### RECORDS FOR THE EXERCISE

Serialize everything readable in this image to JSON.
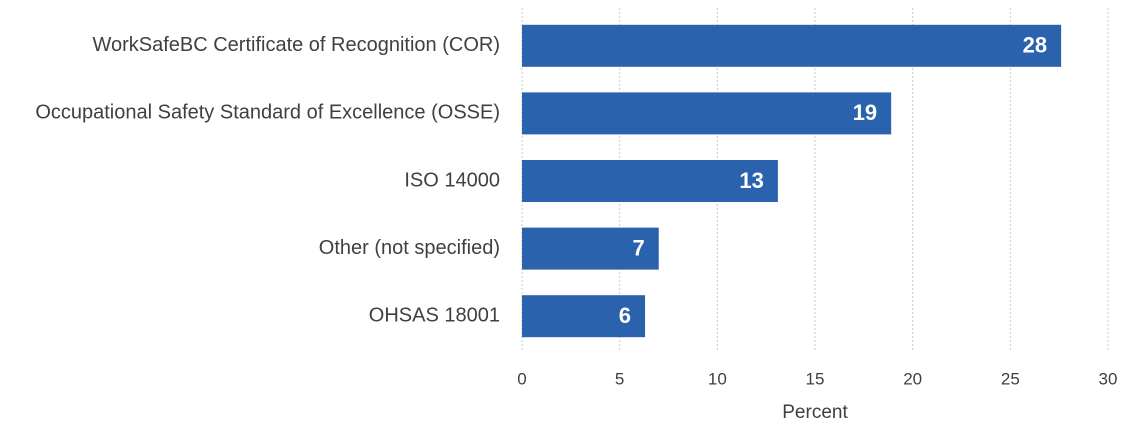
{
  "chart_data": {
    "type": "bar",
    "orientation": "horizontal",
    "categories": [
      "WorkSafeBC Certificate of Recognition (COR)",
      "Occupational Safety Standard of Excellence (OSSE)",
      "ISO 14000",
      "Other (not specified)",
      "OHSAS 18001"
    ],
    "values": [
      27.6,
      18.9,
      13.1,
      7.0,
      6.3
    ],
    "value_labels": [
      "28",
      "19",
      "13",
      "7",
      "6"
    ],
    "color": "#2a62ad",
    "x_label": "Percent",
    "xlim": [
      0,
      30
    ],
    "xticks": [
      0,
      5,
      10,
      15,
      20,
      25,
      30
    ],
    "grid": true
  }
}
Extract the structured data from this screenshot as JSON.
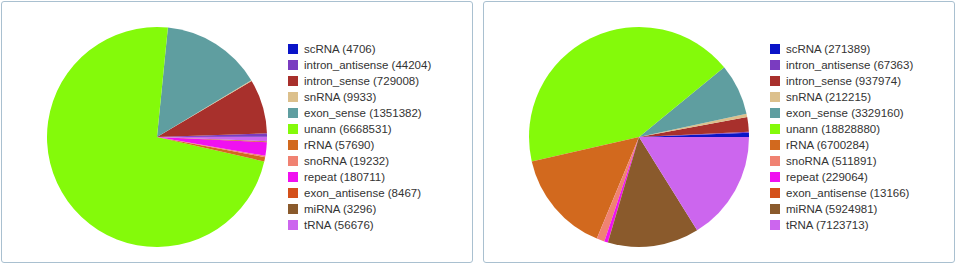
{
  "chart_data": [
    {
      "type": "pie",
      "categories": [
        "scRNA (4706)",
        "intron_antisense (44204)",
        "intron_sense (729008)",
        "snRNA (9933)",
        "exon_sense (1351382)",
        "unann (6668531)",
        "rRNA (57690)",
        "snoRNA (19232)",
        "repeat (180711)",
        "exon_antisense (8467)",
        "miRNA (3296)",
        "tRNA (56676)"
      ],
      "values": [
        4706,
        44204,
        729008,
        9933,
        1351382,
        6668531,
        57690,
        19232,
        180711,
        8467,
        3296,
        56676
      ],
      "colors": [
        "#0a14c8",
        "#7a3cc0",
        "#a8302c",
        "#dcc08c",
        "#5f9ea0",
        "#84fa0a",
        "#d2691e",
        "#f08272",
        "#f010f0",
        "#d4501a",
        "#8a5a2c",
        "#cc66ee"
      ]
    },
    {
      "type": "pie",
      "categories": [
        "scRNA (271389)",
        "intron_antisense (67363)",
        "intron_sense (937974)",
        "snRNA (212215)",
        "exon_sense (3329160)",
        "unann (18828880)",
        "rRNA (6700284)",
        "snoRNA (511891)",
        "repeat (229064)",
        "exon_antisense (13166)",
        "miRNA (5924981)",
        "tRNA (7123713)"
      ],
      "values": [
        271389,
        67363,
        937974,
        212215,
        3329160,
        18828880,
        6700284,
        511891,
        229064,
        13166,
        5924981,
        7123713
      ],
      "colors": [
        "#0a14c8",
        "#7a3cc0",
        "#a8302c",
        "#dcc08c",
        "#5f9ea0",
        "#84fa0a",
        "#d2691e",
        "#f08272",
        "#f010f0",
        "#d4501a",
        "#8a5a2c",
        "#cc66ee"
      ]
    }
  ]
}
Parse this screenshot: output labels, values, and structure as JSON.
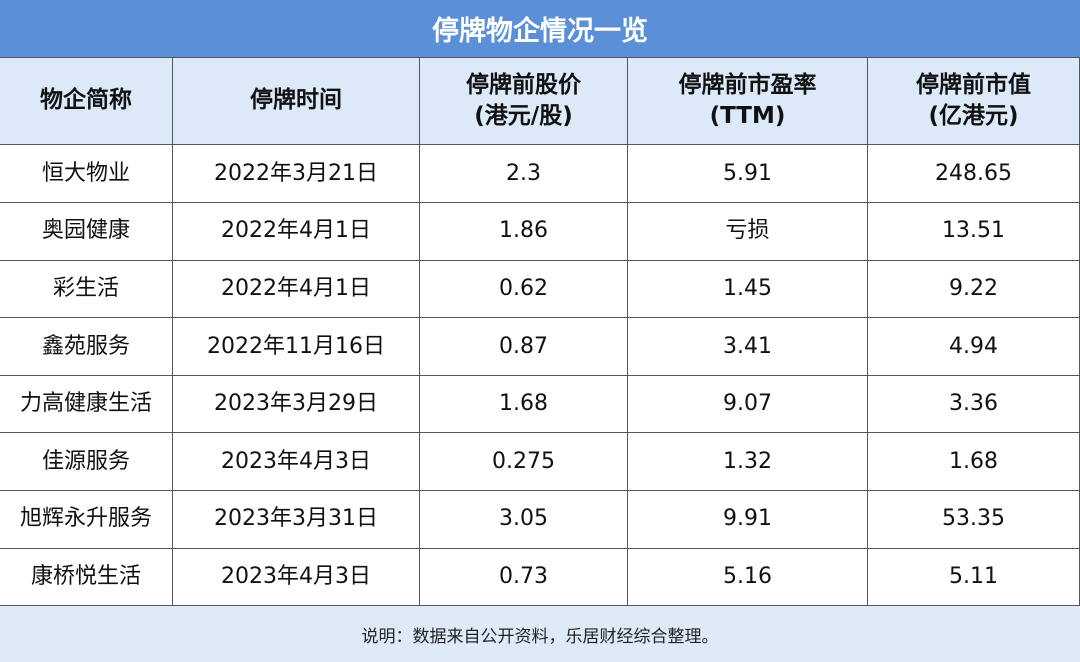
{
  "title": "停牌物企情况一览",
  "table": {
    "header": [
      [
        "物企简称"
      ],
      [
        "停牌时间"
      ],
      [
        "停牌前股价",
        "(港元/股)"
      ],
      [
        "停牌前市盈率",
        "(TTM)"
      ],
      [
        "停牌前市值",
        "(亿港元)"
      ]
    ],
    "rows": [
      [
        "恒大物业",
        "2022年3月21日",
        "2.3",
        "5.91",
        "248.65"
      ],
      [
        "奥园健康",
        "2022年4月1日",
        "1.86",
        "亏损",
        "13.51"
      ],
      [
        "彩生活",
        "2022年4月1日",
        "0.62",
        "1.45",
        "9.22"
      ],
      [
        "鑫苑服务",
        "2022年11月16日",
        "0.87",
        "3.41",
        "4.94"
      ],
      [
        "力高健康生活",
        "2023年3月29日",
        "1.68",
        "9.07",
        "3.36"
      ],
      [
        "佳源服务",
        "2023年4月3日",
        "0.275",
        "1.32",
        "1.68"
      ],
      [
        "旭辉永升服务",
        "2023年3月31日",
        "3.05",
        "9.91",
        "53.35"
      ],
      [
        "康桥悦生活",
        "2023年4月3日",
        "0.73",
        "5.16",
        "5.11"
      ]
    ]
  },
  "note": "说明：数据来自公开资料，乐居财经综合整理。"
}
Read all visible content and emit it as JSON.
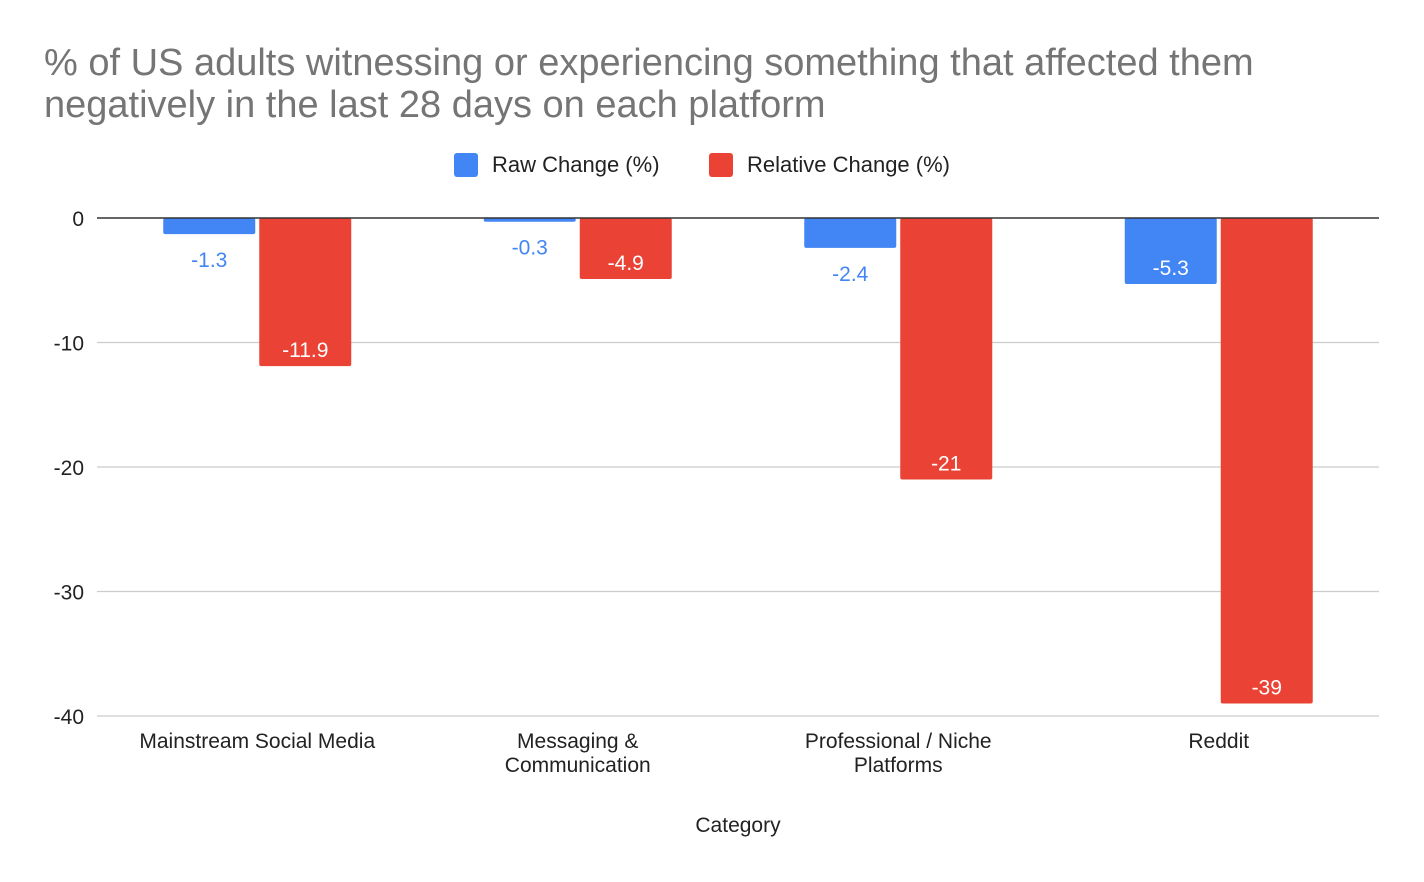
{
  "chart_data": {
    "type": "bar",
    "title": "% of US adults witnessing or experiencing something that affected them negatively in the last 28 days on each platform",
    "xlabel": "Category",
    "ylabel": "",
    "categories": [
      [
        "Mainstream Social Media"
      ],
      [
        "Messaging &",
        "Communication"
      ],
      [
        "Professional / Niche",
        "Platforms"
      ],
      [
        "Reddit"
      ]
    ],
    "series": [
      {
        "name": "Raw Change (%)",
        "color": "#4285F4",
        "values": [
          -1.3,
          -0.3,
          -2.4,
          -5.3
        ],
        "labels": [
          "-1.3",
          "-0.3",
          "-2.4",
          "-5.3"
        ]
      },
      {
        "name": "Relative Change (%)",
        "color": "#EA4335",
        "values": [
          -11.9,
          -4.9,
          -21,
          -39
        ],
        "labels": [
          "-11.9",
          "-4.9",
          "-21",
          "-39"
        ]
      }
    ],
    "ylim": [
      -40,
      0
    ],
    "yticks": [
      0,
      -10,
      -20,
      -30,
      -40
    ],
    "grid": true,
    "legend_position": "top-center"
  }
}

### STATED GOAL
In your copy of the listing above, reproduce each line exactly and omit all pictures.

### EXPECTED OUTPUT
Serialize everything readable in this image to JSON.
{
  "chart_data": {
    "type": "bar",
    "orientation": "horizontal",
    "categories": [
      "WorkSafeBC Certificate of Recognition (COR)",
      "Occupational Safety Standard of Excellence (OSSE)",
      "ISO 14000",
      "Other (not specified)",
      "OHSAS 18001"
    ],
    "values": [
      27.6,
      18.9,
      13.1,
      7.0,
      6.3
    ],
    "value_labels": [
      "28",
      "19",
      "13",
      "7",
      "6"
    ],
    "color": "#2a62ad",
    "x_label": "Percent",
    "xlim": [
      0,
      30
    ],
    "xticks": [
      0,
      5,
      10,
      15,
      20,
      25,
      30
    ],
    "grid": true
  }
}
Extract the structured data from this screenshot as JSON.
{
  "chart_data": [
    {
      "type": "pie",
      "categories": [
        "scRNA (4706)",
        "intron_antisense (44204)",
        "intron_sense (729008)",
        "snRNA (9933)",
        "exon_sense (1351382)",
        "unann (6668531)",
        "rRNA (57690)",
        "snoRNA (19232)",
        "repeat (180711)",
        "exon_antisense (8467)",
        "miRNA (3296)",
        "tRNA (56676)"
      ],
      "values": [
        4706,
        44204,
        729008,
        9933,
        1351382,
        6668531,
        57690,
        19232,
        180711,
        8467,
        3296,
        56676
      ],
      "colors": [
        "#0a14c8",
        "#7a3cc0",
        "#a8302c",
        "#dcc08c",
        "#5f9ea0",
        "#84fa0a",
        "#d2691e",
        "#f08272",
        "#f010f0",
        "#d4501a",
        "#8a5a2c",
        "#cc66ee"
      ]
    },
    {
      "type": "pie",
      "categories": [
        "scRNA (271389)",
        "intron_antisense (67363)",
        "intron_sense (937974)",
        "snRNA (212215)",
        "exon_sense (3329160)",
        "unann (18828880)",
        "rRNA (6700284)",
        "snoRNA (511891)",
        "repeat (229064)",
        "exon_antisense (13166)",
        "miRNA (5924981)",
        "tRNA (7123713)"
      ],
      "values": [
        271389,
        67363,
        937974,
        212215,
        3329160,
        18828880,
        6700284,
        511891,
        229064,
        13166,
        5924981,
        7123713
      ],
      "colors": [
        "#0a14c8",
        "#7a3cc0",
        "#a8302c",
        "#dcc08c",
        "#5f9ea0",
        "#84fa0a",
        "#d2691e",
        "#f08272",
        "#f010f0",
        "#d4501a",
        "#8a5a2c",
        "#cc66ee"
      ]
    }
  ]
}
Parse this screenshot: output labels, values, and structure as JSON.
{
  "title": "停牌物企情况一览",
  "table": {
    "header": [
      [
        "物企简称"
      ],
      [
        "停牌时间"
      ],
      [
        "停牌前股价",
        "(港元/股)"
      ],
      [
        "停牌前市盈率",
        "(TTM)"
      ],
      [
        "停牌前市值",
        "(亿港元)"
      ]
    ],
    "rows": [
      [
        "恒大物业",
        "2022年3月21日",
        "2.3",
        "5.91",
        "248.65"
      ],
      [
        "奥园健康",
        "2022年4月1日",
        "1.86",
        "亏损",
        "13.51"
      ],
      [
        "彩生活",
        "2022年4月1日",
        "0.62",
        "1.45",
        "9.22"
      ],
      [
        "鑫苑服务",
        "2022年11月16日",
        "0.87",
        "3.41",
        "4.94"
      ],
      [
        "力高健康生活",
        "2023年3月29日",
        "1.68",
        "9.07",
        "3.36"
      ],
      [
        "佳源服务",
        "2023年4月3日",
        "0.275",
        "1.32",
        "1.68"
      ],
      [
        "旭辉永升服务",
        "2023年3月31日",
        "3.05",
        "9.91",
        "53.35"
      ],
      [
        "康桥悦生活",
        "2023年4月3日",
        "0.73",
        "5.16",
        "5.11"
      ]
    ]
  },
  "note": "说明：数据来自公开资料，乐居财经综合整理。"
}
Read all visible content and emit it as JSON.
{
  "chart_data": {
    "type": "bar",
    "title": "% of US adults witnessing or experiencing something that affected them negatively in the last 28 days on each platform",
    "xlabel": "Category",
    "ylabel": "",
    "categories": [
      [
        "Mainstream Social Media"
      ],
      [
        "Messaging &",
        "Communication"
      ],
      [
        "Professional / Niche",
        "Platforms"
      ],
      [
        "Reddit"
      ]
    ],
    "series": [
      {
        "name": "Raw Change (%)",
        "color": "#4285F4",
        "values": [
          -1.3,
          -0.3,
          -2.4,
          -5.3
        ],
        "labels": [
          "-1.3",
          "-0.3",
          "-2.4",
          "-5.3"
        ]
      },
      {
        "name": "Relative Change (%)",
        "color": "#EA4335",
        "values": [
          -11.9,
          -4.9,
          -21,
          -39
        ],
        "labels": [
          "-11.9",
          "-4.9",
          "-21",
          "-39"
        ]
      }
    ],
    "ylim": [
      -40,
      0
    ],
    "yticks": [
      0,
      -10,
      -20,
      -30,
      -40
    ],
    "grid": true,
    "legend_position": "top-center"
  }
}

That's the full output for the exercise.